» **What to work on**:
Copy every line in the records below that contains the word "JSON".

== == ==

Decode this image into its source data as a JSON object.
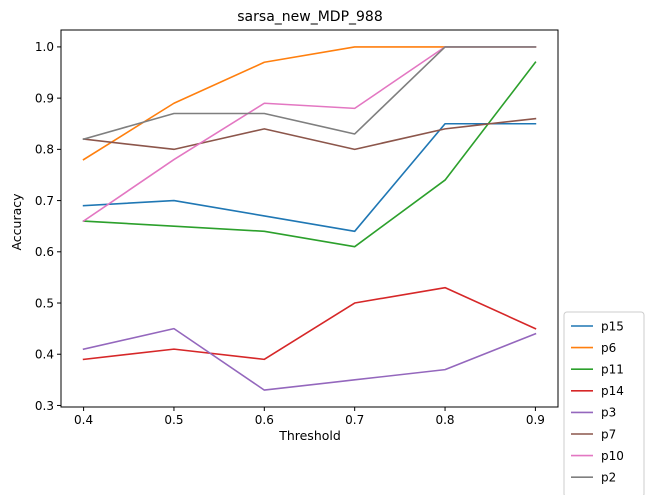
{
  "chart_data": {
    "type": "line",
    "title": "sarsa_new_MDP_988",
    "xlabel": "Threshold",
    "ylabel": "Accuracy",
    "x": [
      0.4,
      0.5,
      0.6,
      0.7,
      0.8,
      0.9
    ],
    "x_ticks": [
      "0.4",
      "0.5",
      "0.6",
      "0.7",
      "0.8",
      "0.9"
    ],
    "y_ticks": [
      "0.3",
      "0.4",
      "0.5",
      "0.6",
      "0.7",
      "0.8",
      "0.9",
      "1.0"
    ],
    "xlim": [
      0.375,
      0.925
    ],
    "ylim": [
      0.297,
      1.033
    ],
    "grid": false,
    "legend_position": "lower-right outside",
    "series": [
      {
        "name": "p15",
        "color": "#1f77b4",
        "values": [
          0.69,
          0.7,
          0.67,
          0.64,
          0.85,
          0.85
        ]
      },
      {
        "name": "p6",
        "color": "#ff7f0e",
        "values": [
          0.78,
          0.89,
          0.97,
          1.0,
          1.0,
          1.0
        ]
      },
      {
        "name": "p11",
        "color": "#2ca02c",
        "values": [
          0.66,
          0.65,
          0.64,
          0.61,
          0.74,
          0.97
        ]
      },
      {
        "name": "p14",
        "color": "#d62728",
        "values": [
          0.39,
          0.41,
          0.39,
          0.5,
          0.53,
          0.45
        ]
      },
      {
        "name": "p3",
        "color": "#9467bd",
        "values": [
          0.41,
          0.45,
          0.33,
          0.35,
          0.37,
          0.44
        ]
      },
      {
        "name": "p7",
        "color": "#8c564b",
        "values": [
          0.82,
          0.8,
          0.84,
          0.8,
          0.84,
          0.86
        ]
      },
      {
        "name": "p10",
        "color": "#e377c2",
        "values": [
          0.66,
          0.78,
          0.89,
          0.88,
          1.0,
          1.0
        ]
      },
      {
        "name": "p2",
        "color": "#7f7f7f",
        "values": [
          0.82,
          0.87,
          0.87,
          0.83,
          1.0,
          1.0
        ]
      }
    ]
  }
}
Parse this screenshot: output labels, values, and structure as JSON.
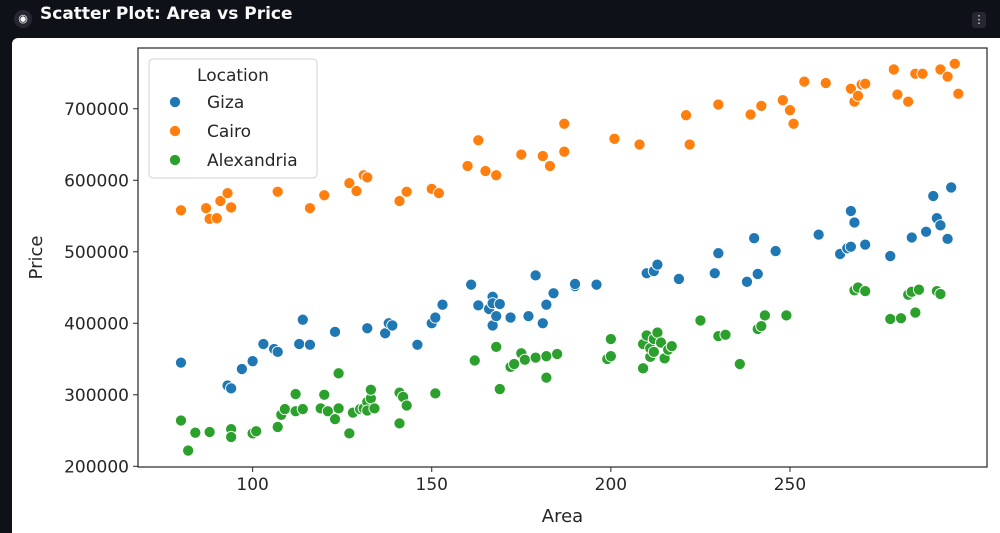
{
  "window": {
    "title": "Scatter Plot: Area vs Price",
    "app_icon": "streamlit-icon",
    "menu_icon": "vertical-dots-icon"
  },
  "chart_data": {
    "type": "scatter",
    "title": "",
    "xlabel": "Area",
    "ylabel": "Price",
    "xlim": [
      68,
      305
    ],
    "ylim": [
      199000,
      785000
    ],
    "xticks": [
      100,
      150,
      200,
      250
    ],
    "yticks": [
      200000,
      300000,
      400000,
      500000,
      600000,
      700000
    ],
    "legend_title": "Location",
    "legend_position": "top-left",
    "grid": false,
    "series": [
      {
        "name": "Giza",
        "color": "#1f77b4",
        "points": [
          [
            80,
            345000
          ],
          [
            93,
            313000
          ],
          [
            94,
            309000
          ],
          [
            97,
            336000
          ],
          [
            100,
            347000
          ],
          [
            103,
            371000
          ],
          [
            106,
            364000
          ],
          [
            107,
            360000
          ],
          [
            113,
            371000
          ],
          [
            114,
            405000
          ],
          [
            116,
            370000
          ],
          [
            123,
            388000
          ],
          [
            132,
            393000
          ],
          [
            137,
            386000
          ],
          [
            138,
            400000
          ],
          [
            139,
            397000
          ],
          [
            146,
            370000
          ],
          [
            150,
            400000
          ],
          [
            151,
            408000
          ],
          [
            153,
            426000
          ],
          [
            161,
            454000
          ],
          [
            163,
            425000
          ],
          [
            166,
            420000
          ],
          [
            167,
            437000
          ],
          [
            167,
            428000
          ],
          [
            167,
            397000
          ],
          [
            168,
            410000
          ],
          [
            169,
            427000
          ],
          [
            172,
            408000
          ],
          [
            177,
            410000
          ],
          [
            179,
            467000
          ],
          [
            181,
            400000
          ],
          [
            182,
            426000
          ],
          [
            184,
            442000
          ],
          [
            190,
            452000
          ],
          [
            190,
            455000
          ],
          [
            196,
            454000
          ],
          [
            210,
            470000
          ],
          [
            212,
            473000
          ],
          [
            213,
            482000
          ],
          [
            219,
            462000
          ],
          [
            229,
            470000
          ],
          [
            230,
            498000
          ],
          [
            238,
            458000
          ],
          [
            240,
            519000
          ],
          [
            241,
            469000
          ],
          [
            246,
            501000
          ],
          [
            258,
            524000
          ],
          [
            264,
            497000
          ],
          [
            266,
            505000
          ],
          [
            267,
            507000
          ],
          [
            267,
            557000
          ],
          [
            268,
            541000
          ],
          [
            271,
            510000
          ],
          [
            278,
            494000
          ],
          [
            284,
            520000
          ],
          [
            288,
            528000
          ],
          [
            290,
            578000
          ],
          [
            291,
            547000
          ],
          [
            292,
            537000
          ],
          [
            294,
            518000
          ],
          [
            295,
            590000
          ]
        ]
      },
      {
        "name": "Cairo",
        "color": "#ff7f0e",
        "points": [
          [
            80,
            558000
          ],
          [
            87,
            561000
          ],
          [
            88,
            546000
          ],
          [
            90,
            547000
          ],
          [
            91,
            571000
          ],
          [
            93,
            582000
          ],
          [
            94,
            562000
          ],
          [
            107,
            584000
          ],
          [
            116,
            561000
          ],
          [
            120,
            579000
          ],
          [
            127,
            596000
          ],
          [
            129,
            585000
          ],
          [
            131,
            607000
          ],
          [
            132,
            604000
          ],
          [
            141,
            571000
          ],
          [
            143,
            584000
          ],
          [
            150,
            588000
          ],
          [
            152,
            582000
          ],
          [
            160,
            620000
          ],
          [
            163,
            656000
          ],
          [
            165,
            613000
          ],
          [
            168,
            607000
          ],
          [
            175,
            636000
          ],
          [
            181,
            634000
          ],
          [
            183,
            620000
          ],
          [
            187,
            640000
          ],
          [
            187,
            679000
          ],
          [
            201,
            658000
          ],
          [
            208,
            650000
          ],
          [
            221,
            691000
          ],
          [
            222,
            650000
          ],
          [
            230,
            706000
          ],
          [
            239,
            692000
          ],
          [
            242,
            704000
          ],
          [
            248,
            712000
          ],
          [
            250,
            698000
          ],
          [
            251,
            679000
          ],
          [
            254,
            738000
          ],
          [
            260,
            736000
          ],
          [
            267,
            728000
          ],
          [
            268,
            710000
          ],
          [
            269,
            718000
          ],
          [
            270,
            734000
          ],
          [
            271,
            735000
          ],
          [
            279,
            755000
          ],
          [
            280,
            720000
          ],
          [
            283,
            710000
          ],
          [
            285,
            749000
          ],
          [
            287,
            749000
          ],
          [
            292,
            755000
          ],
          [
            294,
            745000
          ],
          [
            296,
            763000
          ],
          [
            297,
            721000
          ]
        ]
      },
      {
        "name": "Alexandria",
        "color": "#2ca02c",
        "points": [
          [
            80,
            264000
          ],
          [
            82,
            222000
          ],
          [
            84,
            247000
          ],
          [
            88,
            248000
          ],
          [
            94,
            252000
          ],
          [
            94,
            241000
          ],
          [
            100,
            246000
          ],
          [
            101,
            249000
          ],
          [
            107,
            255000
          ],
          [
            108,
            272000
          ],
          [
            109,
            280000
          ],
          [
            112,
            277000
          ],
          [
            112,
            301000
          ],
          [
            114,
            280000
          ],
          [
            119,
            281000
          ],
          [
            120,
            300000
          ],
          [
            121,
            277000
          ],
          [
            123,
            266000
          ],
          [
            124,
            281000
          ],
          [
            124,
            330000
          ],
          [
            127,
            246000
          ],
          [
            128,
            275000
          ],
          [
            130,
            280000
          ],
          [
            131,
            281000
          ],
          [
            132,
            290000
          ],
          [
            132,
            278000
          ],
          [
            133,
            295000
          ],
          [
            133,
            307000
          ],
          [
            134,
            281000
          ],
          [
            141,
            260000
          ],
          [
            141,
            303000
          ],
          [
            142,
            297000
          ],
          [
            143,
            285000
          ],
          [
            151,
            302000
          ],
          [
            162,
            348000
          ],
          [
            168,
            367000
          ],
          [
            169,
            308000
          ],
          [
            172,
            339000
          ],
          [
            173,
            343000
          ],
          [
            175,
            358000
          ],
          [
            176,
            349000
          ],
          [
            179,
            352000
          ],
          [
            182,
            324000
          ],
          [
            182,
            354000
          ],
          [
            185,
            357000
          ],
          [
            199,
            350000
          ],
          [
            200,
            354000
          ],
          [
            200,
            378000
          ],
          [
            209,
            337000
          ],
          [
            209,
            371000
          ],
          [
            210,
            383000
          ],
          [
            211,
            355000
          ],
          [
            211,
            353000
          ],
          [
            211,
            365000
          ],
          [
            212,
            360000
          ],
          [
            212,
            378000
          ],
          [
            213,
            387000
          ],
          [
            214,
            373000
          ],
          [
            215,
            351000
          ],
          [
            216,
            363000
          ],
          [
            217,
            368000
          ],
          [
            225,
            404000
          ],
          [
            230,
            382000
          ],
          [
            232,
            384000
          ],
          [
            236,
            343000
          ],
          [
            241,
            392000
          ],
          [
            242,
            396000
          ],
          [
            243,
            411000
          ],
          [
            249,
            411000
          ],
          [
            268,
            446000
          ],
          [
            269,
            450000
          ],
          [
            271,
            445000
          ],
          [
            278,
            406000
          ],
          [
            281,
            407000
          ],
          [
            283,
            440000
          ],
          [
            284,
            444000
          ],
          [
            285,
            415000
          ],
          [
            286,
            447000
          ],
          [
            291,
            445000
          ],
          [
            292,
            441000
          ]
        ]
      }
    ]
  }
}
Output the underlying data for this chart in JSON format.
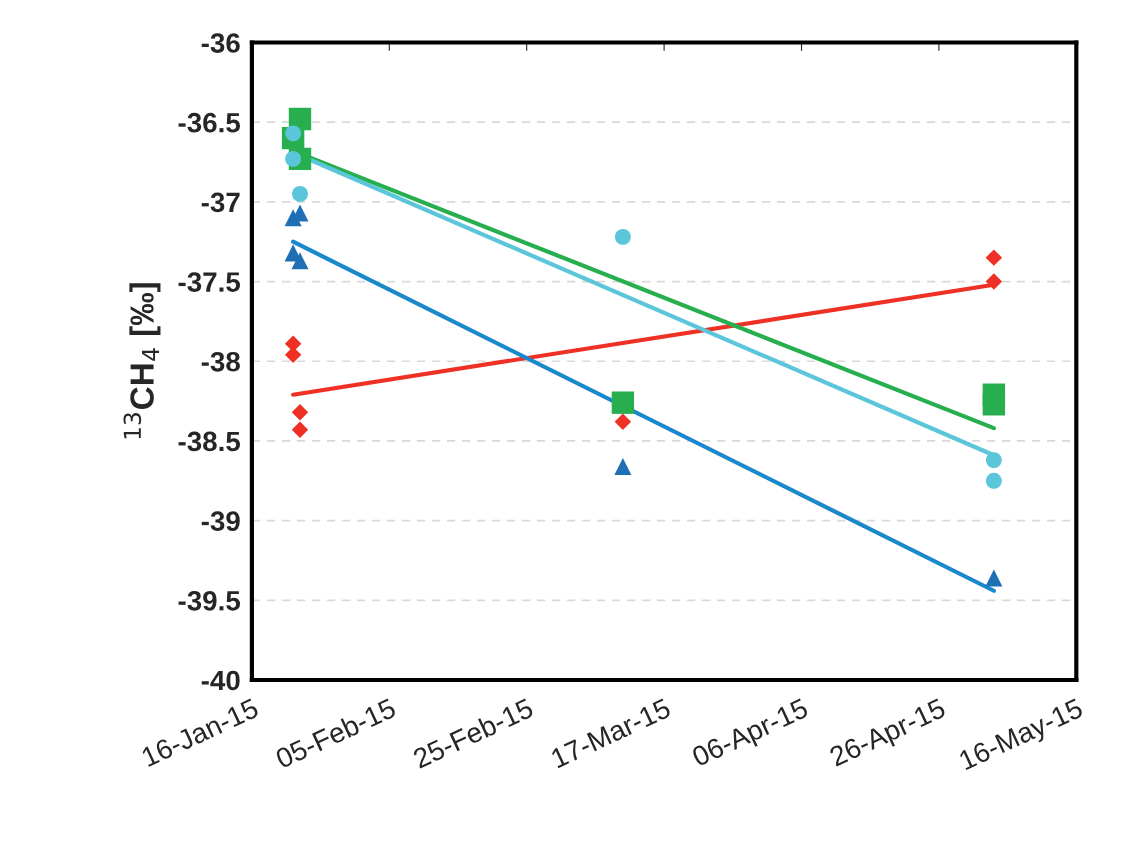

== == ==

» **Result of the task**:
Decode this image into its source data as a JSON object.
Parse this screenshot: output labels, values, and structure as JSON.
Output the underlying data for this chart in JSON format.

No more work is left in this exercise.